## START SOURCE MATERIAL

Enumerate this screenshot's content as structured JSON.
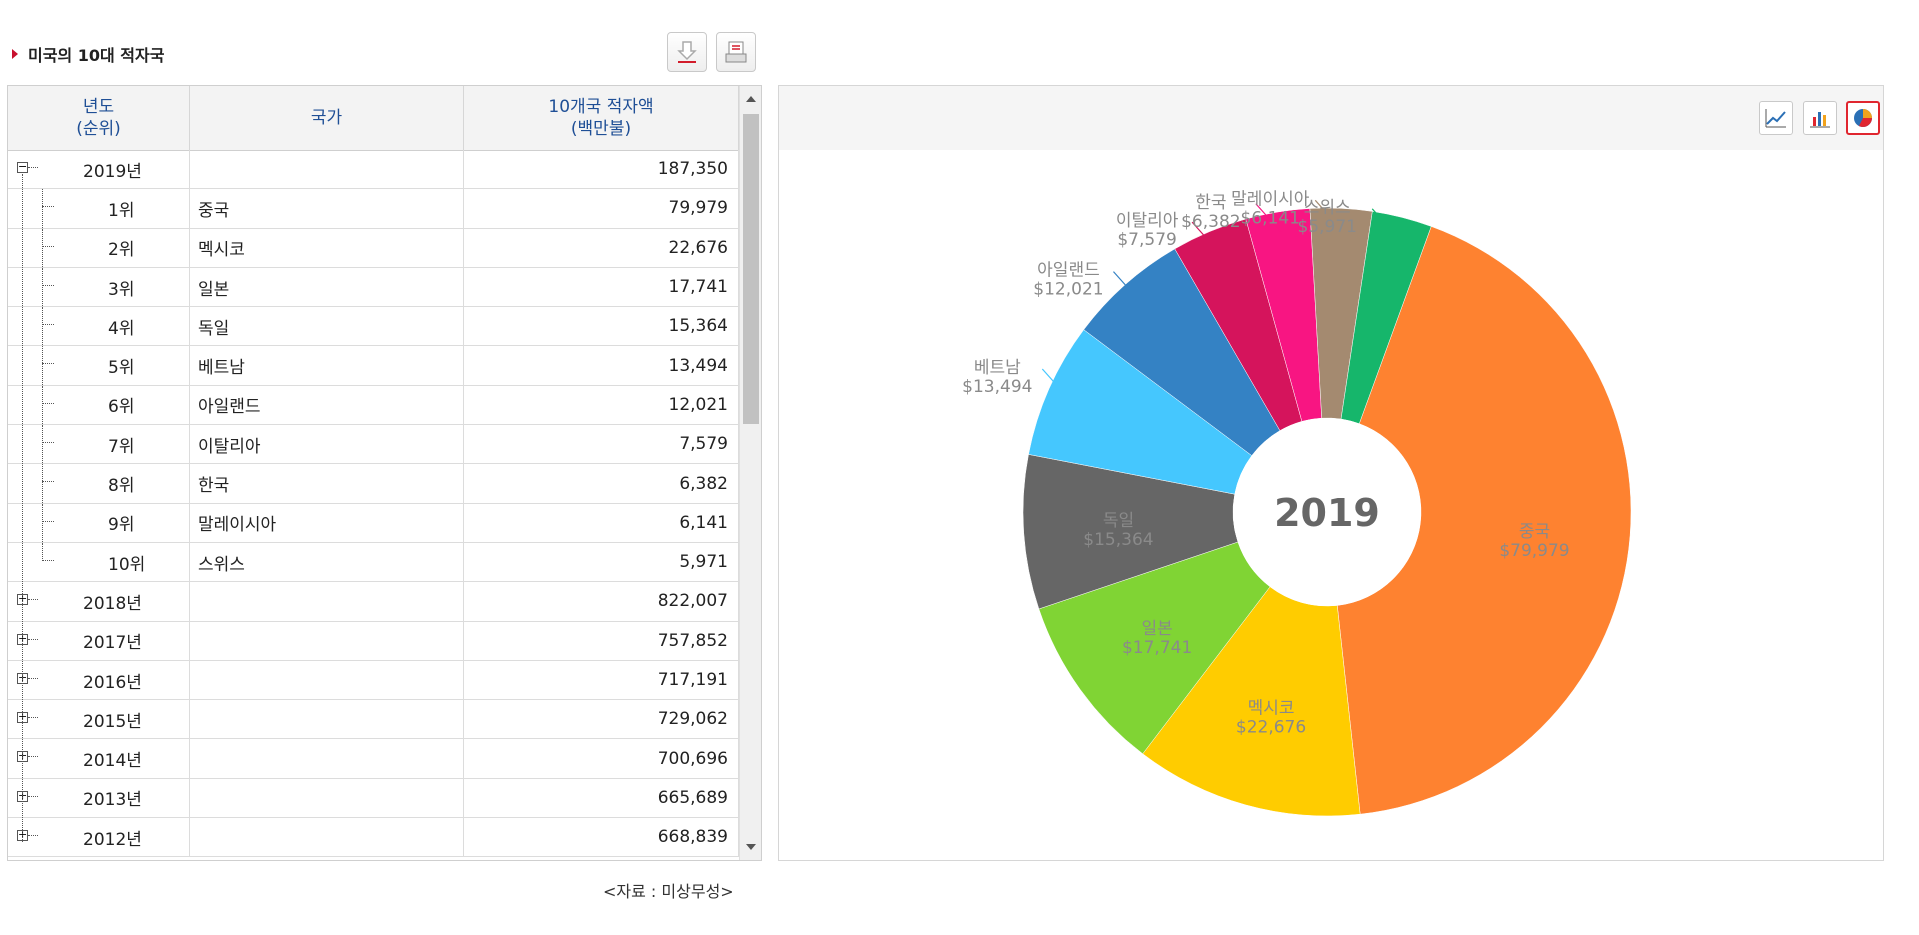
{
  "title": "미국의 10대 적자국",
  "headers": {
    "year_line1": "년도",
    "year_line2": "(순위)",
    "country": "국가",
    "amount_line1": "10개국 적자액",
    "amount_line2": "(백만불)"
  },
  "rows": [
    {
      "col1": "2019년",
      "country": "",
      "value": "187,350",
      "type": "year",
      "expanded": true
    },
    {
      "col1": "1위",
      "country": "중국",
      "value": "79,979",
      "type": "rank"
    },
    {
      "col1": "2위",
      "country": "멕시코",
      "value": "22,676",
      "type": "rank"
    },
    {
      "col1": "3위",
      "country": "일본",
      "value": "17,741",
      "type": "rank"
    },
    {
      "col1": "4위",
      "country": "독일",
      "value": "15,364",
      "type": "rank"
    },
    {
      "col1": "5위",
      "country": "베트남",
      "value": "13,494",
      "type": "rank"
    },
    {
      "col1": "6위",
      "country": "아일랜드",
      "value": "12,021",
      "type": "rank"
    },
    {
      "col1": "7위",
      "country": "이탈리아",
      "value": "7,579",
      "type": "rank"
    },
    {
      "col1": "8위",
      "country": "한국",
      "value": "6,382",
      "type": "rank"
    },
    {
      "col1": "9위",
      "country": "말레이시아",
      "value": "6,141",
      "type": "rank"
    },
    {
      "col1": "10위",
      "country": "스위스",
      "value": "5,971",
      "type": "rank-last"
    },
    {
      "col1": "2018년",
      "country": "",
      "value": "822,007",
      "type": "year",
      "expanded": false
    },
    {
      "col1": "2017년",
      "country": "",
      "value": "757,852",
      "type": "year",
      "expanded": false
    },
    {
      "col1": "2016년",
      "country": "",
      "value": "717,191",
      "type": "year",
      "expanded": false
    },
    {
      "col1": "2015년",
      "country": "",
      "value": "729,062",
      "type": "year",
      "expanded": false
    },
    {
      "col1": "2014년",
      "country": "",
      "value": "700,696",
      "type": "year",
      "expanded": false
    },
    {
      "col1": "2013년",
      "country": "",
      "value": "665,689",
      "type": "year",
      "expanded": false
    },
    {
      "col1": "2012년",
      "country": "",
      "value": "668,839",
      "type": "year",
      "expanded": false
    }
  ],
  "source": "<자료 : 미상무성>",
  "toolbar_icons": [
    "download-icon",
    "print-icon"
  ],
  "chart_tools": [
    "line-chart-icon",
    "bar-chart-icon",
    "pie-chart-icon"
  ],
  "chart_data": {
    "type": "pie",
    "center_label": "2019",
    "slices": [
      {
        "name": "중국",
        "value": 79979,
        "label": "$79,979",
        "color": "#fe8230"
      },
      {
        "name": "멕시코",
        "value": 22676,
        "label": "$22,676",
        "color": "#ffcc00"
      },
      {
        "name": "일본",
        "value": 17741,
        "label": "$17,741",
        "color": "#80d434"
      },
      {
        "name": "독일",
        "value": 15364,
        "label": "$15,364",
        "color": "#666666"
      },
      {
        "name": "베트남",
        "value": 13494,
        "label": "$13,494",
        "color": "#45c7fe"
      },
      {
        "name": "아일랜드",
        "value": 12021,
        "label": "$12,021",
        "color": "#3482c4"
      },
      {
        "name": "이탈리아",
        "value": 7579,
        "label": "$7,579",
        "color": "#d5145c"
      },
      {
        "name": "한국",
        "value": 6382,
        "label": "$6,382",
        "color": "#f81582"
      },
      {
        "name": "말레이시아",
        "value": 6141,
        "label": "$6,141",
        "color": "#a48a70"
      },
      {
        "name": "스위스",
        "value": 5971,
        "label": "$5,971",
        "color": "#16b66b"
      }
    ]
  }
}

## END SOURCE MATERIAL

• PROBLEM STATEMENT: Above are the records. Copy every line in them holding "color".

• RESPONSE TO THIS EXERCISE:
        "color": "#fe8230"
        "color": "#ffcc00"
        "color": "#80d434"
        "color": "#666666"
        "color": "#45c7fe"
        "color": "#3482c4"
        "color": "#d5145c"
        "color": "#f81582"
        "color": "#a48a70"
        "color": "#16b66b"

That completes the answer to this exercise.